> STATED PROBLEM
Where a line holds the string "JSON", return that line.

> DATA LINES
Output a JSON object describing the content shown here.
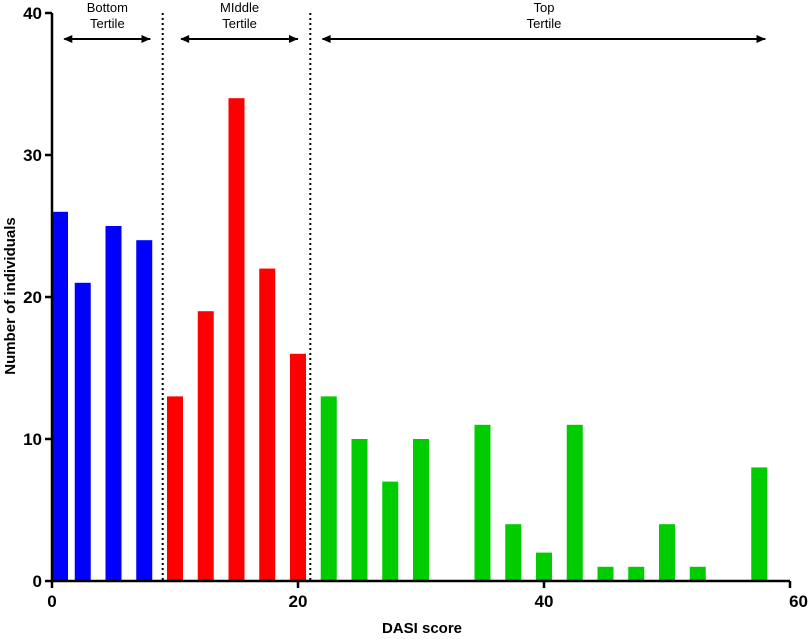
{
  "chart_data": {
    "type": "bar",
    "xlabel": "DASI score",
    "ylabel": "Number of individuals",
    "xlim": [
      0,
      60
    ],
    "ylim": [
      0,
      40
    ],
    "x_ticks": [
      "0",
      "20",
      "40",
      "60"
    ],
    "y_ticks": [
      "0",
      "10",
      "20",
      "30",
      "40"
    ],
    "grid": false,
    "series": [
      {
        "color": "#0000ff",
        "x": [
          0,
          2.5,
          5,
          7.5
        ],
        "values": [
          26,
          21,
          25,
          24
        ]
      },
      {
        "color": "#ff0000",
        "x": [
          10,
          12.5,
          15,
          17.5,
          20
        ],
        "values": [
          13,
          19,
          34,
          22,
          16
        ]
      },
      {
        "color": "#00cc00",
        "x": [
          22.5,
          25,
          27.5,
          30,
          32.5,
          35,
          37.5,
          40,
          42.5,
          45,
          47.5,
          50,
          52.5,
          55,
          57.5
        ],
        "values": [
          13,
          10,
          7,
          10,
          0,
          11,
          4,
          2,
          11,
          1,
          1,
          4,
          1,
          0,
          8
        ]
      }
    ],
    "dividers_x": [
      9,
      21
    ],
    "tertiles": [
      {
        "line1": "Bottom",
        "line2": "Tertile",
        "from": 1,
        "to": 8
      },
      {
        "line1": "MIddle",
        "line2": "Tertile",
        "from": 10.5,
        "to": 20
      },
      {
        "line1": "Top",
        "line2": "Tertile",
        "from": 22,
        "to": 58
      }
    ]
  }
}
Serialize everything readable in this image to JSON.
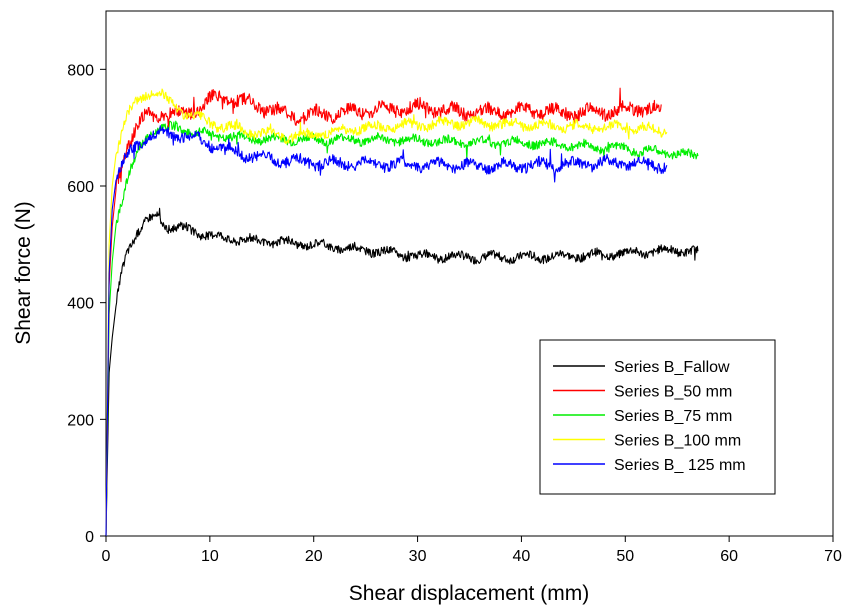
{
  "chart_data": {
    "type": "line",
    "title": "",
    "xlabel": "Shear displacement (mm)",
    "ylabel": "Shear force (N)",
    "xlim": [
      0,
      70
    ],
    "ylim": [
      0,
      900
    ],
    "xticks": [
      0,
      10,
      20,
      30,
      40,
      50,
      60,
      70
    ],
    "yticks": [
      0,
      200,
      400,
      600,
      800
    ],
    "grid": false,
    "legend_position": "bottom-right",
    "series": [
      {
        "name": "Series B_Fallow",
        "color": "#000000",
        "noise": 8,
        "points": [
          [
            0,
            0
          ],
          [
            0.3,
            280
          ],
          [
            0.6,
            340
          ],
          [
            1,
            400
          ],
          [
            1.5,
            450
          ],
          [
            2,
            490
          ],
          [
            3,
            520
          ],
          [
            4,
            540
          ],
          [
            5,
            550
          ],
          [
            6,
            530
          ],
          [
            8,
            525
          ],
          [
            10,
            515
          ],
          [
            12,
            510
          ],
          [
            15,
            505
          ],
          [
            20,
            500
          ],
          [
            25,
            490
          ],
          [
            30,
            480
          ],
          [
            35,
            478
          ],
          [
            40,
            478
          ],
          [
            45,
            480
          ],
          [
            50,
            485
          ],
          [
            55,
            490
          ],
          [
            57,
            488
          ]
        ]
      },
      {
        "name": "Series B_50 mm",
        "color": "#ff0000",
        "noise": 12,
        "points": [
          [
            0,
            0
          ],
          [
            0.3,
            430
          ],
          [
            0.6,
            530
          ],
          [
            1,
            600
          ],
          [
            2,
            670
          ],
          [
            3,
            700
          ],
          [
            4,
            720
          ],
          [
            5,
            725
          ],
          [
            7,
            720
          ],
          [
            9,
            735
          ],
          [
            11,
            755
          ],
          [
            13,
            745
          ],
          [
            15,
            735
          ],
          [
            18,
            720
          ],
          [
            22,
            725
          ],
          [
            26,
            730
          ],
          [
            30,
            735
          ],
          [
            35,
            725
          ],
          [
            40,
            730
          ],
          [
            45,
            725
          ],
          [
            50,
            730
          ],
          [
            52,
            735
          ],
          [
            53.5,
            730
          ]
        ]
      },
      {
        "name": "Series B_75 mm",
        "color": "#00ee00",
        "noise": 8,
        "points": [
          [
            0,
            0
          ],
          [
            0.3,
            380
          ],
          [
            0.6,
            470
          ],
          [
            1,
            540
          ],
          [
            2,
            610
          ],
          [
            3,
            655
          ],
          [
            4,
            685
          ],
          [
            5,
            700
          ],
          [
            6,
            700
          ],
          [
            8,
            695
          ],
          [
            10,
            688
          ],
          [
            15,
            680
          ],
          [
            20,
            680
          ],
          [
            25,
            680
          ],
          [
            30,
            678
          ],
          [
            35,
            675
          ],
          [
            40,
            675
          ],
          [
            45,
            670
          ],
          [
            50,
            663
          ],
          [
            55,
            655
          ],
          [
            57,
            650
          ]
        ]
      },
      {
        "name": "Series B_100 mm",
        "color": "#ffff00",
        "noise": 9,
        "points": [
          [
            0,
            0
          ],
          [
            0.3,
            500
          ],
          [
            0.6,
            600
          ],
          [
            1,
            660
          ],
          [
            2,
            720
          ],
          [
            3,
            745
          ],
          [
            4,
            760
          ],
          [
            5,
            762
          ],
          [
            6,
            745
          ],
          [
            8,
            722
          ],
          [
            10,
            708
          ],
          [
            12,
            700
          ],
          [
            15,
            690
          ],
          [
            18,
            685
          ],
          [
            20,
            688
          ],
          [
            25,
            700
          ],
          [
            30,
            705
          ],
          [
            35,
            708
          ],
          [
            40,
            705
          ],
          [
            45,
            702
          ],
          [
            50,
            700
          ],
          [
            54,
            695
          ]
        ]
      },
      {
        "name": "Series B_ 125 mm",
        "color": "#0000ff",
        "noise": 10,
        "points": [
          [
            0,
            0
          ],
          [
            0.3,
            450
          ],
          [
            0.6,
            560
          ],
          [
            1,
            615
          ],
          [
            2,
            650
          ],
          [
            3,
            672
          ],
          [
            4,
            682
          ],
          [
            5,
            688
          ],
          [
            6,
            690
          ],
          [
            8,
            685
          ],
          [
            10,
            672
          ],
          [
            12,
            660
          ],
          [
            15,
            648
          ],
          [
            20,
            640
          ],
          [
            25,
            638
          ],
          [
            30,
            636
          ],
          [
            35,
            635
          ],
          [
            40,
            635
          ],
          [
            45,
            638
          ],
          [
            50,
            640
          ],
          [
            54,
            635
          ]
        ]
      }
    ]
  }
}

> TASK ANSWER
Output a JSON object describing the content shown here.
Serialize everything readable in this image to JSON.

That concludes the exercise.